• [Work to complete] Repeat the material verbatim and drop the pictures.

[Dataset rows about figures]
---+---

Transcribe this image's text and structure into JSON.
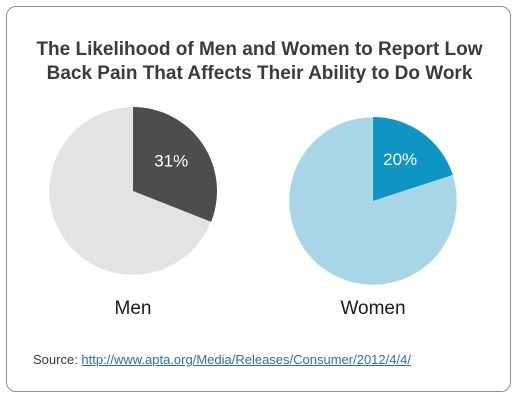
{
  "chart_data": {
    "type": "pie",
    "title_lines": [
      "The Likelihood of Men and Women to Report Low",
      "Back Pain That Affects Their Ability to Do Work"
    ],
    "pies": [
      {
        "name": "Men",
        "highlight_percent": 31,
        "highlight_label": "31%",
        "highlight_color": "#4d4d4d",
        "rest_color": "#e3e3e3"
      },
      {
        "name": "Women",
        "highlight_percent": 20,
        "highlight_label": "20%",
        "highlight_color": "#0f95c4",
        "rest_color": "#a8d6e6"
      }
    ]
  },
  "source": {
    "prefix": "Source: ",
    "link_text": "http://www.apta.org/Media/Releases/Consumer/2012/4/4/"
  }
}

---+---

• [Task result]
Transcribe this image's text and structure into JSON.
{
  "chart_data": {
    "type": "pie",
    "title_lines": [
      "The Likelihood of Men and Women to Report Low",
      "Back Pain That Affects Their Ability to Do Work"
    ],
    "pies": [
      {
        "name": "Men",
        "highlight_percent": 31,
        "highlight_label": "31%",
        "highlight_color": "#4d4d4d",
        "rest_color": "#e3e3e3"
      },
      {
        "name": "Women",
        "highlight_percent": 20,
        "highlight_label": "20%",
        "highlight_color": "#0f95c4",
        "rest_color": "#a8d6e6"
      }
    ]
  },
  "source": {
    "prefix": "Source: ",
    "link_text": "http://www.apta.org/Media/Releases/Consumer/2012/4/4/"
  }
}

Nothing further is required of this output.